[start Data for this exercise]

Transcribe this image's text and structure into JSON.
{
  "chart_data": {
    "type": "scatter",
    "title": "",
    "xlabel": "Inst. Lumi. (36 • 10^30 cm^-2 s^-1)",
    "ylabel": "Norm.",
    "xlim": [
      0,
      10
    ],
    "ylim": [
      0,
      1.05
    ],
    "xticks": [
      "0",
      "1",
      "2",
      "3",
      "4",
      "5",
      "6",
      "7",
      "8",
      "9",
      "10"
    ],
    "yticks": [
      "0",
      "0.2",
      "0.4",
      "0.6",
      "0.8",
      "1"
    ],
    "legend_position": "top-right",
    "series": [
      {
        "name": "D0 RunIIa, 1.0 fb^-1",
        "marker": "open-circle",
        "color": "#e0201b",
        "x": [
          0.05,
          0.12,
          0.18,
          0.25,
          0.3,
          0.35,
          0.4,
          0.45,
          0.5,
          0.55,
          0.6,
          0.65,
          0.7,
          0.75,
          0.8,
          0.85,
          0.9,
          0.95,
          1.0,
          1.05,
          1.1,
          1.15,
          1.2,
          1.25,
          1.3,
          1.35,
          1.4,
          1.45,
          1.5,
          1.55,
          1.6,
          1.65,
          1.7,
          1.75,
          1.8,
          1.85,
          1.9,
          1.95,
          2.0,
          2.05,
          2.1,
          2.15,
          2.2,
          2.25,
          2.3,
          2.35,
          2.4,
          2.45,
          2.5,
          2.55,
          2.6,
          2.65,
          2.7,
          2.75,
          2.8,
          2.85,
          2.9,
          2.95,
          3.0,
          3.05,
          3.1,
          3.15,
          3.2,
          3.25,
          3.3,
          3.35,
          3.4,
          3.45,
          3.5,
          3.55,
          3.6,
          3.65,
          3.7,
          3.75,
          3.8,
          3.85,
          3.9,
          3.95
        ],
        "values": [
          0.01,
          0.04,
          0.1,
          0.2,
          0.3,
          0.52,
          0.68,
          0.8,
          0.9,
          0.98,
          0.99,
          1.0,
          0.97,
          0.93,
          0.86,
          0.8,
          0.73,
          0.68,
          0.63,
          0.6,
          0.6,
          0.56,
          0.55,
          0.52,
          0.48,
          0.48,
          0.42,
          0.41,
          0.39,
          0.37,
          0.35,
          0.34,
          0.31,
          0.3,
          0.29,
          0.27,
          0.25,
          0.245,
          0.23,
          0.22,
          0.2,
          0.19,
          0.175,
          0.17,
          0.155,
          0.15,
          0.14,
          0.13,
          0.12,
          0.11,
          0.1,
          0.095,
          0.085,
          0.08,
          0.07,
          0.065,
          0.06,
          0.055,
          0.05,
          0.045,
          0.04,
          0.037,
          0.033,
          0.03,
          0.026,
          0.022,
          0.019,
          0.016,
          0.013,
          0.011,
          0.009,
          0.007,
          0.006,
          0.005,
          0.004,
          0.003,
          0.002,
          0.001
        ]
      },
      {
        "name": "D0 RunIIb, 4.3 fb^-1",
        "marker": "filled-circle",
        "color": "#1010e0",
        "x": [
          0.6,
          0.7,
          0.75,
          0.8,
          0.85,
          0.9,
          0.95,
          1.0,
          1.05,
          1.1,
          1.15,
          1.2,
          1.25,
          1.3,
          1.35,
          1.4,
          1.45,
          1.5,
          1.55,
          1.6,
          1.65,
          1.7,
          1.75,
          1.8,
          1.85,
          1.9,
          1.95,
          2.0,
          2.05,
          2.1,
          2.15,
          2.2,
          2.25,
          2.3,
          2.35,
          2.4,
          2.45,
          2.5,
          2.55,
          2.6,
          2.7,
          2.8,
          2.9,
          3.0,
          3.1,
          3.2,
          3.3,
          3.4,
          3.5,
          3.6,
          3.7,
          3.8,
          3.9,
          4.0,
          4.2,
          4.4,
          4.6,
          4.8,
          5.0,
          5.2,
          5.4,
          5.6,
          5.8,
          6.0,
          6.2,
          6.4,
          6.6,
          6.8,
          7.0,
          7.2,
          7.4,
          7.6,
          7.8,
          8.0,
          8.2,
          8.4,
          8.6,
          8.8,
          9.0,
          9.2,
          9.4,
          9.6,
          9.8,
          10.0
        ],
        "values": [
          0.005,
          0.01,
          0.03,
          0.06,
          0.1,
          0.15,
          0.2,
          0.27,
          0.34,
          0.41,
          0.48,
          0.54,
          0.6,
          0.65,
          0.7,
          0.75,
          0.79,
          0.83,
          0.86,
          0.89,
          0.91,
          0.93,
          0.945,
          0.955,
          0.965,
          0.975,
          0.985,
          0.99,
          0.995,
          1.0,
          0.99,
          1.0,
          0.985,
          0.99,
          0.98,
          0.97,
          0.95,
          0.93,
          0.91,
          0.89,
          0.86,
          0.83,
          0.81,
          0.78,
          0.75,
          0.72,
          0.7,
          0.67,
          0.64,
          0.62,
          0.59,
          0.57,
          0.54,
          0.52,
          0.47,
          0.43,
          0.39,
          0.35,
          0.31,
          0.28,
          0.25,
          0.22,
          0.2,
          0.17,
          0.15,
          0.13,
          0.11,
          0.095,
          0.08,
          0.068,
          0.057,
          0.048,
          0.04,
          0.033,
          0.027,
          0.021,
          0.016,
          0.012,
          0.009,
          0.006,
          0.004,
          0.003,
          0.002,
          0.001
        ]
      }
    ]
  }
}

[end Data for this exercise]

**Instructions for the task:**
Using the material above, copy every line in which the string "circle" occurs.

**Result below:**
        "marker": "open-circle",
        "marker": "filled-circle",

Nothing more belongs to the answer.